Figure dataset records
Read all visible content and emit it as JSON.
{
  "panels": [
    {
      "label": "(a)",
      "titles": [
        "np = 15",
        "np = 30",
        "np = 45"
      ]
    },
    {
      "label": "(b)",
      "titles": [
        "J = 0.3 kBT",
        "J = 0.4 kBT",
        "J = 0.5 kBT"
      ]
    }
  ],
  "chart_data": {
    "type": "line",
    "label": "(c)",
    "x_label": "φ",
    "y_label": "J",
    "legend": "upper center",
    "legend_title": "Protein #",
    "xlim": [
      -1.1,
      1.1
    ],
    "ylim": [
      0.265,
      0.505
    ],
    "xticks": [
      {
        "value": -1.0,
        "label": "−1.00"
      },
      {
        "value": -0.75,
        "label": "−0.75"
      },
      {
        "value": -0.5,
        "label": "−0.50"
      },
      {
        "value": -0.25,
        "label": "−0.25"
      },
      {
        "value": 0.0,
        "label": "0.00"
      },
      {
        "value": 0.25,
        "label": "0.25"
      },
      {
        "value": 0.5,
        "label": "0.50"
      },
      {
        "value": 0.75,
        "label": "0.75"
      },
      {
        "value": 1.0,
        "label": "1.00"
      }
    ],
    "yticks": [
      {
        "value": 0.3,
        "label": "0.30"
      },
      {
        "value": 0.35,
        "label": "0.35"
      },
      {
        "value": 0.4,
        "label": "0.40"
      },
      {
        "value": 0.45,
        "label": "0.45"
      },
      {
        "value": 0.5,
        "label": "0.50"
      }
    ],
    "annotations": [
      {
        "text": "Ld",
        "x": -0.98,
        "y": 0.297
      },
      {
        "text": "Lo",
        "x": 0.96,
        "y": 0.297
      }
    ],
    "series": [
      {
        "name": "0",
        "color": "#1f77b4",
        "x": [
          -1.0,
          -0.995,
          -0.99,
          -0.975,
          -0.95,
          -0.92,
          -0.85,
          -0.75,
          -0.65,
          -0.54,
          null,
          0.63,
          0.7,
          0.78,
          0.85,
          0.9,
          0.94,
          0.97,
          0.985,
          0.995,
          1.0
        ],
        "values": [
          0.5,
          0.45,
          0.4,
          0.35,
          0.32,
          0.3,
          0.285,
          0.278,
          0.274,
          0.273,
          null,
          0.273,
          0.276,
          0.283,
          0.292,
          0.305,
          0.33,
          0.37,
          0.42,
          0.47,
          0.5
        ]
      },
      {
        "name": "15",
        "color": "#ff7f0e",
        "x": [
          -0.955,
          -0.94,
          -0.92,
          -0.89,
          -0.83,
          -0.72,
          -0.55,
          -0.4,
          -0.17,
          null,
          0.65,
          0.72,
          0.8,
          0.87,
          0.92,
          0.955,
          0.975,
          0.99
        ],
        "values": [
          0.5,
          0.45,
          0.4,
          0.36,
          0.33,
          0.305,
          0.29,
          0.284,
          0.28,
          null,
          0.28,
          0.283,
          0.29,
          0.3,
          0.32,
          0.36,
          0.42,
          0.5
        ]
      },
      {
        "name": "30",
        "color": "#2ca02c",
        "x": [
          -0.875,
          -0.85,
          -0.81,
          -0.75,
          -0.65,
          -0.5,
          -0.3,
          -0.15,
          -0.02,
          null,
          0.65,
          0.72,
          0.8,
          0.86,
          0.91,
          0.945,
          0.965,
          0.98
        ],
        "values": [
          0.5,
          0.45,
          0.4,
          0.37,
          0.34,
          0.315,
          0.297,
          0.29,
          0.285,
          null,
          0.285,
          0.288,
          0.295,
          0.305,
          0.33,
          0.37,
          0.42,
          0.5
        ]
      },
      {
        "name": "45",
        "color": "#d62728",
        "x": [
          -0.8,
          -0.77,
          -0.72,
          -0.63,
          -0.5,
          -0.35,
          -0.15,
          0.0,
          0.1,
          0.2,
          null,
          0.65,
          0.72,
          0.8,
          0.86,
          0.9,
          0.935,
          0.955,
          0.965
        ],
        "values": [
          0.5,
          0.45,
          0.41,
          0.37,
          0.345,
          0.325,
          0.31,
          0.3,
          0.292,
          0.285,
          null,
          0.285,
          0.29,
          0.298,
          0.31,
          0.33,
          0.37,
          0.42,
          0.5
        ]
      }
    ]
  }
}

Exercise = Restate each line above word for word.

Your solution =
Read all visible content and emit it as JSON.
{
  "panels": [
    {
      "label": "(a)",
      "titles": [
        "np = 15",
        "np = 30",
        "np = 45"
      ]
    },
    {
      "label": "(b)",
      "titles": [
        "J = 0.3 kBT",
        "J = 0.4 kBT",
        "J = 0.5 kBT"
      ]
    }
  ],
  "chart_data": {
    "type": "line",
    "label": "(c)",
    "x_label": "φ",
    "y_label": "J",
    "legend": "upper center",
    "legend_title": "Protein #",
    "xlim": [
      -1.1,
      1.1
    ],
    "ylim": [
      0.265,
      0.505
    ],
    "xticks": [
      {
        "value": -1.0,
        "label": "−1.00"
      },
      {
        "value": -0.75,
        "label": "−0.75"
      },
      {
        "value": -0.5,
        "label": "−0.50"
      },
      {
        "value": -0.25,
        "label": "−0.25"
      },
      {
        "value": 0.0,
        "label": "0.00"
      },
      {
        "value": 0.25,
        "label": "0.25"
      },
      {
        "value": 0.5,
        "label": "0.50"
      },
      {
        "value": 0.75,
        "label": "0.75"
      },
      {
        "value": 1.0,
        "label": "1.00"
      }
    ],
    "yticks": [
      {
        "value": 0.3,
        "label": "0.30"
      },
      {
        "value": 0.35,
        "label": "0.35"
      },
      {
        "value": 0.4,
        "label": "0.40"
      },
      {
        "value": 0.45,
        "label": "0.45"
      },
      {
        "value": 0.5,
        "label": "0.50"
      }
    ],
    "annotations": [
      {
        "text": "Ld",
        "x": -0.98,
        "y": 0.297
      },
      {
        "text": "Lo",
        "x": 0.96,
        "y": 0.297
      }
    ],
    "series": [
      {
        "name": "0",
        "color": "#1f77b4",
        "x": [
          -1.0,
          -0.995,
          -0.99,
          -0.975,
          -0.95,
          -0.92,
          -0.85,
          -0.75,
          -0.65,
          -0.54,
          null,
          0.63,
          0.7,
          0.78,
          0.85,
          0.9,
          0.94,
          0.97,
          0.985,
          0.995,
          1.0
        ],
        "values": [
          0.5,
          0.45,
          0.4,
          0.35,
          0.32,
          0.3,
          0.285,
          0.278,
          0.274,
          0.273,
          null,
          0.273,
          0.276,
          0.283,
          0.292,
          0.305,
          0.33,
          0.37,
          0.42,
          0.47,
          0.5
        ]
      },
      {
        "name": "15",
        "color": "#ff7f0e",
        "x": [
          -0.955,
          -0.94,
          -0.92,
          -0.89,
          -0.83,
          -0.72,
          -0.55,
          -0.4,
          -0.17,
          null,
          0.65,
          0.72,
          0.8,
          0.87,
          0.92,
          0.955,
          0.975,
          0.99
        ],
        "values": [
          0.5,
          0.45,
          0.4,
          0.36,
          0.33,
          0.305,
          0.29,
          0.284,
          0.28,
          null,
          0.28,
          0.283,
          0.29,
          0.3,
          0.32,
          0.36,
          0.42,
          0.5
        ]
      },
      {
        "name": "30",
        "color": "#2ca02c",
        "x": [
          -0.875,
          -0.85,
          -0.81,
          -0.75,
          -0.65,
          -0.5,
          -0.3,
          -0.15,
          -0.02,
          null,
          0.65,
          0.72,
          0.8,
          0.86,
          0.91,
          0.945,
          0.965,
          0.98
        ],
        "values": [
          0.5,
          0.45,
          0.4,
          0.37,
          0.34,
          0.315,
          0.297,
          0.29,
          0.285,
          null,
          0.285,
          0.288,
          0.295,
          0.305,
          0.33,
          0.37,
          0.42,
          0.5
        ]
      },
      {
        "name": "45",
        "color": "#d62728",
        "x": [
          -0.8,
          -0.77,
          -0.72,
          -0.63,
          -0.5,
          -0.35,
          -0.15,
          0.0,
          0.1,
          0.2,
          null,
          0.65,
          0.72,
          0.8,
          0.86,
          0.9,
          0.935,
          0.955,
          0.965
        ],
        "values": [
          0.5,
          0.45,
          0.41,
          0.37,
          0.345,
          0.325,
          0.31,
          0.3,
          0.292,
          0.285,
          null,
          0.285,
          0.29,
          0.298,
          0.31,
          0.33,
          0.37,
          0.42,
          0.5
        ]
      }
    ]
  }
}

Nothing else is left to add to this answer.